Dataset records:
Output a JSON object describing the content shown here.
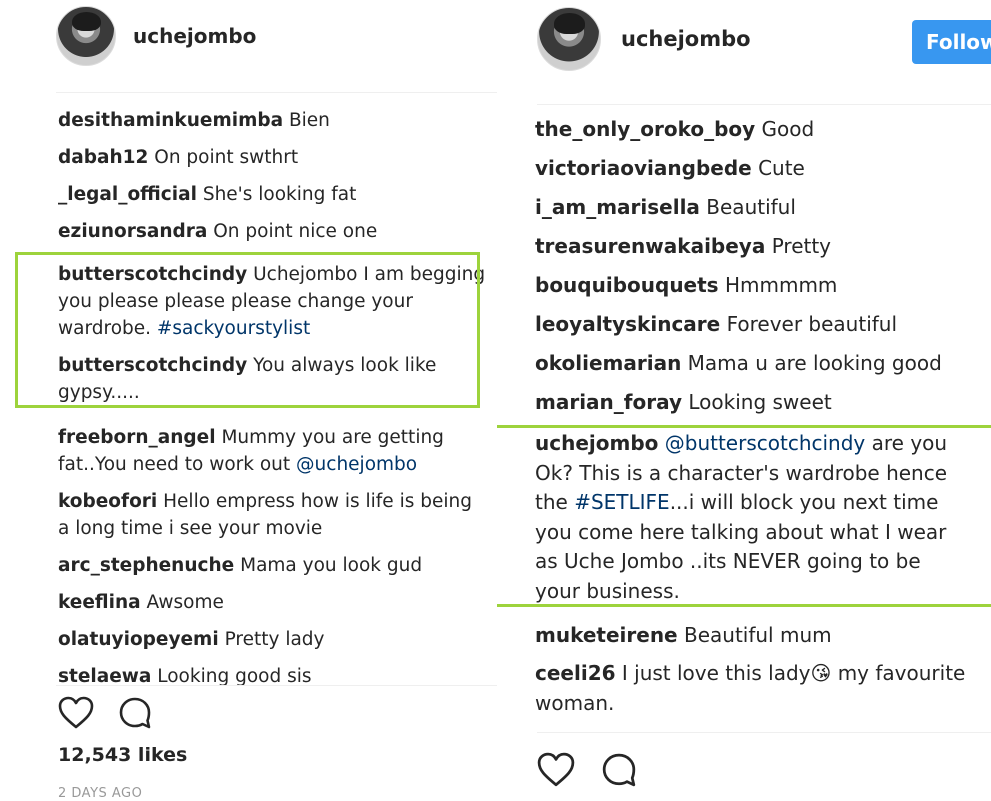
{
  "left": {
    "username": "uchejombo",
    "comments": [
      {
        "user": "desithaminkuemimba",
        "text": "Bien"
      },
      {
        "user": "dabah12",
        "text": "On point swthrt"
      },
      {
        "user": "_legal_official",
        "text": "She's looking fat"
      },
      {
        "user": "eziunorsandra",
        "text": "On point nice one"
      },
      {
        "user": "butterscotchcindy",
        "text": "Uchejombo I am begging you please please please change your wardrobe.",
        "tag": "#sackyourstylist"
      },
      {
        "user": "butterscotchcindy",
        "text": "You always look like gypsy....."
      },
      {
        "user": "freeborn_angel",
        "text": "Mummy you are getting fat..You need to work out",
        "tag": "@uchejombo"
      },
      {
        "user": "kobeofori",
        "text": "Hello empress how is life is being a long time i see your movie"
      },
      {
        "user": "arc_stephenuche",
        "text": "Mama you look gud"
      },
      {
        "user": "keeflina",
        "text": "Awsome"
      },
      {
        "user": "olatuyiopeyemi",
        "text": "Pretty lady"
      },
      {
        "user": "stelaewa",
        "text": "Looking good sis"
      }
    ],
    "likes": "12,543 likes",
    "time": "2 DAYS AGO"
  },
  "right": {
    "username": "uchejombo",
    "follow_label": "Follow",
    "comments": [
      {
        "user": "the_only_oroko_boy",
        "text": "Good"
      },
      {
        "user": "victoriaoviangbede",
        "text": "Cute"
      },
      {
        "user": "i_am_marisella",
        "text": "Beautiful"
      },
      {
        "user": "treasurenwakaibeya",
        "text": "Pretty"
      },
      {
        "user": "bouquibouquets",
        "text": "Hmmmmm"
      },
      {
        "user": "leoyaltyskincare",
        "text": "Forever beautiful"
      },
      {
        "user": "okoliemarian",
        "text": "Mama u are looking good"
      },
      {
        "user": "marian_foray",
        "text": "Looking sweet"
      },
      {
        "user": "uchejombo",
        "tag": "@butterscotchcindy",
        "text": "are you Ok? This is a character's wardrobe hence the",
        "tag2": "#SETLIFE",
        "text2": "...i will block you next time you come here talking about what I wear as Uche Jombo ..its NEVER going to be your business."
      },
      {
        "user": "muketeirene",
        "text": "Beautiful mum"
      },
      {
        "user": "ceeli26",
        "text": "I just love this lady",
        "emoji": "😘",
        "text2": "my favourite woman."
      }
    ]
  },
  "colors": {
    "highlight": "#9dd33c",
    "link": "#003569",
    "follow": "#3897f0"
  },
  "icons": [
    "heart-icon",
    "comment-icon"
  ]
}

AIM: Leave the pictures out and copy the rest of the data exactly.

EXERCISE ANSWER:
Output a JSON object describing the content shown here.
{
  "left": {
    "username": "uchejombo",
    "comments": [
      {
        "user": "desithaminkuemimba",
        "text": "Bien"
      },
      {
        "user": "dabah12",
        "text": "On point swthrt"
      },
      {
        "user": "_legal_official",
        "text": "She's looking fat"
      },
      {
        "user": "eziunorsandra",
        "text": "On point nice one"
      },
      {
        "user": "butterscotchcindy",
        "text": "Uchejombo I am begging you please please please change your wardrobe.",
        "tag": "#sackyourstylist"
      },
      {
        "user": "butterscotchcindy",
        "text": "You always look like gypsy....."
      },
      {
        "user": "freeborn_angel",
        "text": "Mummy you are getting fat..You need to work out",
        "tag": "@uchejombo"
      },
      {
        "user": "kobeofori",
        "text": "Hello empress how is life is being a long time i see your movie"
      },
      {
        "user": "arc_stephenuche",
        "text": "Mama you look gud"
      },
      {
        "user": "keeflina",
        "text": "Awsome"
      },
      {
        "user": "olatuyiopeyemi",
        "text": "Pretty lady"
      },
      {
        "user": "stelaewa",
        "text": "Looking good sis"
      }
    ],
    "likes": "12,543 likes",
    "time": "2 DAYS AGO"
  },
  "right": {
    "username": "uchejombo",
    "follow_label": "Follow",
    "comments": [
      {
        "user": "the_only_oroko_boy",
        "text": "Good"
      },
      {
        "user": "victoriaoviangbede",
        "text": "Cute"
      },
      {
        "user": "i_am_marisella",
        "text": "Beautiful"
      },
      {
        "user": "treasurenwakaibeya",
        "text": "Pretty"
      },
      {
        "user": "bouquibouquets",
        "text": "Hmmmmm"
      },
      {
        "user": "leoyaltyskincare",
        "text": "Forever beautiful"
      },
      {
        "user": "okoliemarian",
        "text": "Mama u are looking good"
      },
      {
        "user": "marian_foray",
        "text": "Looking sweet"
      },
      {
        "user": "uchejombo",
        "tag": "@butterscotchcindy",
        "text": "are you Ok? This is a character's wardrobe hence the",
        "tag2": "#SETLIFE",
        "text2": "...i will block you next time you come here talking about what I wear as Uche Jombo ..its NEVER going to be your business."
      },
      {
        "user": "muketeirene",
        "text": "Beautiful mum"
      },
      {
        "user": "ceeli26",
        "text": "I just love this lady",
        "emoji": "😘",
        "text2": "my favourite woman."
      }
    ]
  },
  "colors": {
    "highlight": "#9dd33c",
    "link": "#003569",
    "follow": "#3897f0"
  },
  "icons": [
    "heart-icon",
    "comment-icon"
  ]
}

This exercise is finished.